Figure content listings
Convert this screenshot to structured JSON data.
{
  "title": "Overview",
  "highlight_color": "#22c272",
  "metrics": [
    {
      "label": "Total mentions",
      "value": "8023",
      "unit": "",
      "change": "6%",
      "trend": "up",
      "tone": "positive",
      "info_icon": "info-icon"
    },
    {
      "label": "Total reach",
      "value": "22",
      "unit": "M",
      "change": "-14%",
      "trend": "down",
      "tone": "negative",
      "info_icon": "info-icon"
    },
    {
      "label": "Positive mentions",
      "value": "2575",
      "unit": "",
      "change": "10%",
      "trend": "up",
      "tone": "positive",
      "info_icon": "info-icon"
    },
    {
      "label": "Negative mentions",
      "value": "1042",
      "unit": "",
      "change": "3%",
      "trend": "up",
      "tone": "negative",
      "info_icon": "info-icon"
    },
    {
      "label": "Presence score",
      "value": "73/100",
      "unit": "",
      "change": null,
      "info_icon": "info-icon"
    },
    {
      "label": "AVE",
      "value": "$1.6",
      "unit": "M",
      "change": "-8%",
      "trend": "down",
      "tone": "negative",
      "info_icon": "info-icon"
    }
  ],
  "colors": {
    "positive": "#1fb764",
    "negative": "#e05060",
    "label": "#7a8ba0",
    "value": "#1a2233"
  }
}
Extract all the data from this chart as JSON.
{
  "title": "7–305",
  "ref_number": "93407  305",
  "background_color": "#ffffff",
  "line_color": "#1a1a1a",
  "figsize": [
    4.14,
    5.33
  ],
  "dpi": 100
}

▶ [Description of the task]
Output the entries exactly.

▶ [Worked solution]
Convert this screenshot to structured JSON data.
{
  "title": "Overview",
  "highlight_color": "#22c272",
  "metrics": [
    {
      "label": "Total mentions",
      "value": "8023",
      "unit": "",
      "change": "6%",
      "trend": "up",
      "tone": "positive",
      "info_icon": "info-icon"
    },
    {
      "label": "Total reach",
      "value": "22",
      "unit": "M",
      "change": "-14%",
      "trend": "down",
      "tone": "negative",
      "info_icon": "info-icon"
    },
    {
      "label": "Positive mentions",
      "value": "2575",
      "unit": "",
      "change": "10%",
      "trend": "up",
      "tone": "positive",
      "info_icon": "info-icon"
    },
    {
      "label": "Negative mentions",
      "value": "1042",
      "unit": "",
      "change": "3%",
      "trend": "up",
      "tone": "negative",
      "info_icon": "info-icon"
    },
    {
      "label": "Presence score",
      "value": "73/100",
      "unit": "",
      "change": null,
      "info_icon": "info-icon"
    },
    {
      "label": "AVE",
      "value": "$1.6",
      "unit": "M",
      "change": "-8%",
      "trend": "down",
      "tone": "negative",
      "info_icon": "info-icon"
    }
  ],
  "colors": {
    "positive": "#1fb764",
    "negative": "#e05060",
    "label": "#7a8ba0",
    "value": "#1a2233"
  }
}
Extract all the data from this chart as JSON.
{
  "title": "7–305",
  "ref_number": "93407  305",
  "background_color": "#ffffff",
  "line_color": "#1a1a1a",
  "figsize": [
    4.14,
    5.33
  ],
  "dpi": 100
}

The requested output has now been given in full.